*WORK TO BE COMPLETED*
Each line that holds the word "right" counts once. Give the total number of such lines and nothing else.

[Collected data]
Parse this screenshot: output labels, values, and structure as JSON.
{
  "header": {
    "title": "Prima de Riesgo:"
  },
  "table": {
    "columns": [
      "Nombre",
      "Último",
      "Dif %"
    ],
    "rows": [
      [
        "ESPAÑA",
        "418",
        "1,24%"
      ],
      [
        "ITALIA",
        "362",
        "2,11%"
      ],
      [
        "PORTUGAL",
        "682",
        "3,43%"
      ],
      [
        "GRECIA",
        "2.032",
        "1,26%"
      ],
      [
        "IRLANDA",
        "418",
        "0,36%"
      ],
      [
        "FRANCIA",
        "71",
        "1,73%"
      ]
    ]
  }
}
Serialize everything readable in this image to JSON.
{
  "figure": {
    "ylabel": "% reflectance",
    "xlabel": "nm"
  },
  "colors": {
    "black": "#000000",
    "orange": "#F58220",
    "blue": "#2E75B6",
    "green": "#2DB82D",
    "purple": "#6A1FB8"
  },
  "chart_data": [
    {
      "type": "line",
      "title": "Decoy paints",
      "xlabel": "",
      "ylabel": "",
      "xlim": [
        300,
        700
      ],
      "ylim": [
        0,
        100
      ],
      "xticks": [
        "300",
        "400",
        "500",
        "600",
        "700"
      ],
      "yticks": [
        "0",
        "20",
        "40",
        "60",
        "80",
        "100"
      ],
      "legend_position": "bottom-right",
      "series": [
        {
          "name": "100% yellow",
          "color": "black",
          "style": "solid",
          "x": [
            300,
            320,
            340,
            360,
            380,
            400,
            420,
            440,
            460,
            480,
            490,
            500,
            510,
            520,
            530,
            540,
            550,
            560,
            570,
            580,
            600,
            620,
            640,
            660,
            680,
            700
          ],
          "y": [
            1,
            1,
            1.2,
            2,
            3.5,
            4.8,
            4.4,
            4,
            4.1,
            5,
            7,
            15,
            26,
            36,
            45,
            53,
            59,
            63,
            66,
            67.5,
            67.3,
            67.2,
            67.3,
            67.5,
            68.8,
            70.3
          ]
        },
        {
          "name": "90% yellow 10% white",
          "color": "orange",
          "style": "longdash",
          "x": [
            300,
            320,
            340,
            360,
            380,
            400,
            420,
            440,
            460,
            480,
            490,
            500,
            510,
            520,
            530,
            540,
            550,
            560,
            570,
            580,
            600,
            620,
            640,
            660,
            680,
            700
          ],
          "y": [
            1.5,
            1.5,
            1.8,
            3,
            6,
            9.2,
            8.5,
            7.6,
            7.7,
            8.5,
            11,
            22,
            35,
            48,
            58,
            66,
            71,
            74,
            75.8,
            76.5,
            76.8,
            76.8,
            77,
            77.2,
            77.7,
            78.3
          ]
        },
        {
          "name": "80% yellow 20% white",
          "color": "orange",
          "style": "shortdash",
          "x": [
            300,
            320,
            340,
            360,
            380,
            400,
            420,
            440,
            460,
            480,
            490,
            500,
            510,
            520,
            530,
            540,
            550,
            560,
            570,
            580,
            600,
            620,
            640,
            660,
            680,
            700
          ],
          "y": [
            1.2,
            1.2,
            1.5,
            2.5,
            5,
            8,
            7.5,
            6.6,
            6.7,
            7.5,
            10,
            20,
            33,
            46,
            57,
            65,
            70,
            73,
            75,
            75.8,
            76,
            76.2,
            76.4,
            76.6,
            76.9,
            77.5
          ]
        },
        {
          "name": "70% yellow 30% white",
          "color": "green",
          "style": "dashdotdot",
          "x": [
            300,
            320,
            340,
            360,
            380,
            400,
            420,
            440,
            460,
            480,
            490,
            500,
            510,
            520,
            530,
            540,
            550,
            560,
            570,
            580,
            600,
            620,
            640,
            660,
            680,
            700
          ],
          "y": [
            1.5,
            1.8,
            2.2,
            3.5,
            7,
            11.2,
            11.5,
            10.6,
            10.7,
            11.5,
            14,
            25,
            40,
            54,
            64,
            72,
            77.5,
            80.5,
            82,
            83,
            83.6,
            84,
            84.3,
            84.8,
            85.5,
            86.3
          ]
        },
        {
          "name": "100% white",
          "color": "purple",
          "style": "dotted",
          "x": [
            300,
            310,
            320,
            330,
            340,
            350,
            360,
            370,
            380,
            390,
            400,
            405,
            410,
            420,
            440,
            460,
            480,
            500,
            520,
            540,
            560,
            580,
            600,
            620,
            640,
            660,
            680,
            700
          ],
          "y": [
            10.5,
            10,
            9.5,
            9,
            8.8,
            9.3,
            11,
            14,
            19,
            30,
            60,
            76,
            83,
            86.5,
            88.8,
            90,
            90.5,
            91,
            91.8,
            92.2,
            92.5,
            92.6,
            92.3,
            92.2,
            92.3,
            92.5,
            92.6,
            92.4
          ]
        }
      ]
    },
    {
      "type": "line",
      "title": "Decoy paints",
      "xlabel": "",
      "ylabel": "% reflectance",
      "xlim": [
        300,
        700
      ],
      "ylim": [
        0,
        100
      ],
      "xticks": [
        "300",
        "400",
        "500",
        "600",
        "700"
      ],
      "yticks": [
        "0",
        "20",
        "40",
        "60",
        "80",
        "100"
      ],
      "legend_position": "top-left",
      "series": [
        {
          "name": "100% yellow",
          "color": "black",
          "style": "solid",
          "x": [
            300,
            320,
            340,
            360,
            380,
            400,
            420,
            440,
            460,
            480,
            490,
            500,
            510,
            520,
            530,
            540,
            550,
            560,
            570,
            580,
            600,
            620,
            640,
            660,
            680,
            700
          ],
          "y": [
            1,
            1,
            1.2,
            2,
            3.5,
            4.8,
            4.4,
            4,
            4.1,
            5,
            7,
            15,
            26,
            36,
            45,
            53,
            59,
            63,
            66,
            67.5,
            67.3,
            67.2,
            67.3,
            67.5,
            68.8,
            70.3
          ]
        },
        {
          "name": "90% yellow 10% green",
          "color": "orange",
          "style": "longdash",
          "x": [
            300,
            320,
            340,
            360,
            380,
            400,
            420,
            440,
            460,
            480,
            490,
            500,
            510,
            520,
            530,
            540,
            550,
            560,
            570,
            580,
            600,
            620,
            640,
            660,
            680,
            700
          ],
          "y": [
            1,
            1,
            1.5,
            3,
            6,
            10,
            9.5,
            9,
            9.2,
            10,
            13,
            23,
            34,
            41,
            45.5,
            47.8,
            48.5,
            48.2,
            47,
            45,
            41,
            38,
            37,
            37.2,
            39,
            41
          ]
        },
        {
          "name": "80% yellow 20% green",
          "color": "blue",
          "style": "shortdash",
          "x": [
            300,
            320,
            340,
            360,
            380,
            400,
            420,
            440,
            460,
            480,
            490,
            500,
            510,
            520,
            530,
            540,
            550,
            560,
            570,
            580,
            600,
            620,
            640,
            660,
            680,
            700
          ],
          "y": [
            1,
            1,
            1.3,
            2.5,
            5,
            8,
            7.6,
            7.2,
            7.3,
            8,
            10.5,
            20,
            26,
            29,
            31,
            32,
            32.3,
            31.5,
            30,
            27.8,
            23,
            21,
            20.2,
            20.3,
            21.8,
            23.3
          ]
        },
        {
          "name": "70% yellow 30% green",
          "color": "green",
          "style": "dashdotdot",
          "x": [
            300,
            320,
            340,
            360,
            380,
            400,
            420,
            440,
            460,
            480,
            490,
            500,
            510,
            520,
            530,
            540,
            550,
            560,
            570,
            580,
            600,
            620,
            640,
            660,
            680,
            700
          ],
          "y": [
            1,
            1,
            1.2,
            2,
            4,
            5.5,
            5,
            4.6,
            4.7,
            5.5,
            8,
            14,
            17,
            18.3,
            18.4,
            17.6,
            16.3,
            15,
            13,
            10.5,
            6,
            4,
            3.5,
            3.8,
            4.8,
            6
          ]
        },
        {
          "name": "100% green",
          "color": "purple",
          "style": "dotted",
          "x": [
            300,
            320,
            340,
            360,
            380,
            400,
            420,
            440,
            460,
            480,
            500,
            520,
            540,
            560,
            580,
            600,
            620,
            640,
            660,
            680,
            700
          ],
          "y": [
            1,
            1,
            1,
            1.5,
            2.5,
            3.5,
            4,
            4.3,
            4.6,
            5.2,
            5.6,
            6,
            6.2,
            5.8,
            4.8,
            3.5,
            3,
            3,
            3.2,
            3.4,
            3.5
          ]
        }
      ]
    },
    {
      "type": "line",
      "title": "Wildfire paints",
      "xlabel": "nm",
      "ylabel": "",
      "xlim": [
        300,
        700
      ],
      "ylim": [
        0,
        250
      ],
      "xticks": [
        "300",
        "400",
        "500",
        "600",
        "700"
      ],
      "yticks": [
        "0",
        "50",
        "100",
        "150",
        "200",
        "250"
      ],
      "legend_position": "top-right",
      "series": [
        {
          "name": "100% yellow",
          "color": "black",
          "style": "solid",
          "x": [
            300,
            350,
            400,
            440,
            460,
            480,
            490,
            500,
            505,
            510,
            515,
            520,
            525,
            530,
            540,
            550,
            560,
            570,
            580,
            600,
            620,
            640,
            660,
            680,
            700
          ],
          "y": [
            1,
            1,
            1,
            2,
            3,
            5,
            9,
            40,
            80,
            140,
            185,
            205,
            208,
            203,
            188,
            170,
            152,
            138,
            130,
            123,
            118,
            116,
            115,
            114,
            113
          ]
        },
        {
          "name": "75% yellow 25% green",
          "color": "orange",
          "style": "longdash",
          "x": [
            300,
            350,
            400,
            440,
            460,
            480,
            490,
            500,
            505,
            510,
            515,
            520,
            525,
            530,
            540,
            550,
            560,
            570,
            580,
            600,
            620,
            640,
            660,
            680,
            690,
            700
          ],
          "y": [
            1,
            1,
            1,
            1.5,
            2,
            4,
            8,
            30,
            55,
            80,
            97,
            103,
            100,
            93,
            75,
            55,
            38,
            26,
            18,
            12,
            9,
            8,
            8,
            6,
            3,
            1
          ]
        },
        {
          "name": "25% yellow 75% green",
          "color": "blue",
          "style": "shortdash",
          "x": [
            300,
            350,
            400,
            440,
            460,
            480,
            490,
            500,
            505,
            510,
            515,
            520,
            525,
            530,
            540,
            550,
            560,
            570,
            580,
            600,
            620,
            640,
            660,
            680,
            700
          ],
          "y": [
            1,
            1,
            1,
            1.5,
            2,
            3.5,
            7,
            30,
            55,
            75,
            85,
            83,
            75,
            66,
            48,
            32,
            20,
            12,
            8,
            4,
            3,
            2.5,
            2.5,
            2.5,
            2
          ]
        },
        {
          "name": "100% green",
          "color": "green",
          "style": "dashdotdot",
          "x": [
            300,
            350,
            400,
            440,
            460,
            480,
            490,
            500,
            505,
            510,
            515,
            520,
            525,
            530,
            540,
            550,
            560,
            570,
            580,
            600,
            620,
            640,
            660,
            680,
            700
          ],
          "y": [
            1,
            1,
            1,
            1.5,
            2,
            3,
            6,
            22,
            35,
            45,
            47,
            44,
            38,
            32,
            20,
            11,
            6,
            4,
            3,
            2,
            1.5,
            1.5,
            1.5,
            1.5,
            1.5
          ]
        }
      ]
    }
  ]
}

*ANSWER IN FULL*
2